» **What the task requires**: Repeat the listing in full, exactly as it stands.

» **Source records**:

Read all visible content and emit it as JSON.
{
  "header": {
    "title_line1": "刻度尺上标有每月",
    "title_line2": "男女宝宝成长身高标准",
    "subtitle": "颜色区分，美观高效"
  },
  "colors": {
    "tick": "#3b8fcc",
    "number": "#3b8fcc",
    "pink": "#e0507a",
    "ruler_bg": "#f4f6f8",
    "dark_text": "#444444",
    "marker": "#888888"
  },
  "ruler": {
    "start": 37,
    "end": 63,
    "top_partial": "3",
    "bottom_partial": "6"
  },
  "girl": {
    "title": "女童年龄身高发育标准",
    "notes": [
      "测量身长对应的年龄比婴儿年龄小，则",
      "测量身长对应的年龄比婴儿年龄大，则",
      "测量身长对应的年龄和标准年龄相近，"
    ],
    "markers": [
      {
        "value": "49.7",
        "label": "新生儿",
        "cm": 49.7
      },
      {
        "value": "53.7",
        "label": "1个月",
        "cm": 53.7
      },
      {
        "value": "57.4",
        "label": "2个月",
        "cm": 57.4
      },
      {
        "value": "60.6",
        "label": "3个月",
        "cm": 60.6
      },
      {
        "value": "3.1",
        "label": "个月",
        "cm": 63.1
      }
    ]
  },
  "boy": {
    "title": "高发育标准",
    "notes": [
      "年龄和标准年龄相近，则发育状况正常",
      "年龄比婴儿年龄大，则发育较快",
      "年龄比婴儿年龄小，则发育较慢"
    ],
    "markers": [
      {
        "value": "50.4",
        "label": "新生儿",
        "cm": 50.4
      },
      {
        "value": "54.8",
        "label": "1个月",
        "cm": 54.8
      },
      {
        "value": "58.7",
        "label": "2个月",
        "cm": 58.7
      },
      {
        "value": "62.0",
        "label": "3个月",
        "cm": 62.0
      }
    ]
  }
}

» **Result for this task**:
Read all visible content and emit it as JSON.
{
  "header": {
    "title_line1": "刻度尺上标有每月",
    "title_line2": "男女宝宝成长身高标准",
    "subtitle": "颜色区分，美观高效"
  },
  "colors": {
    "tick": "#3b8fcc",
    "number": "#3b8fcc",
    "pink": "#e0507a",
    "ruler_bg": "#f4f6f8",
    "dark_text": "#444444",
    "marker": "#888888"
  },
  "ruler": {
    "start": 37,
    "end": 63,
    "top_partial": "3",
    "bottom_partial": "6"
  },
  "girl": {
    "title": "女童年龄身高发育标准",
    "notes": [
      "测量身长对应的年龄比婴儿年龄小，则",
      "测量身长对应的年龄比婴儿年龄大，则",
      "测量身长对应的年龄和标准年龄相近，"
    ],
    "markers": [
      {
        "value": "49.7",
        "label": "新生儿",
        "cm": 49.7
      },
      {
        "value": "53.7",
        "label": "1个月",
        "cm": 53.7
      },
      {
        "value": "57.4",
        "label": "2个月",
        "cm": 57.4
      },
      {
        "value": "60.6",
        "label": "3个月",
        "cm": 60.6
      },
      {
        "value": "3.1",
        "label": "个月",
        "cm": 63.1
      }
    ]
  },
  "boy": {
    "title": "高发育标准",
    "notes": [
      "年龄和标准年龄相近，则发育状况正常",
      "年龄比婴儿年龄大，则发育较快",
      "年龄比婴儿年龄小，则发育较慢"
    ],
    "markers": [
      {
        "value": "50.4",
        "label": "新生儿",
        "cm": 50.4
      },
      {
        "value": "54.8",
        "label": "1个月",
        "cm": 54.8
      },
      {
        "value": "58.7",
        "label": "2个月",
        "cm": 58.7
      },
      {
        "value": "62.0",
        "label": "3个月",
        "cm": 62.0
      }
    ]
  }
}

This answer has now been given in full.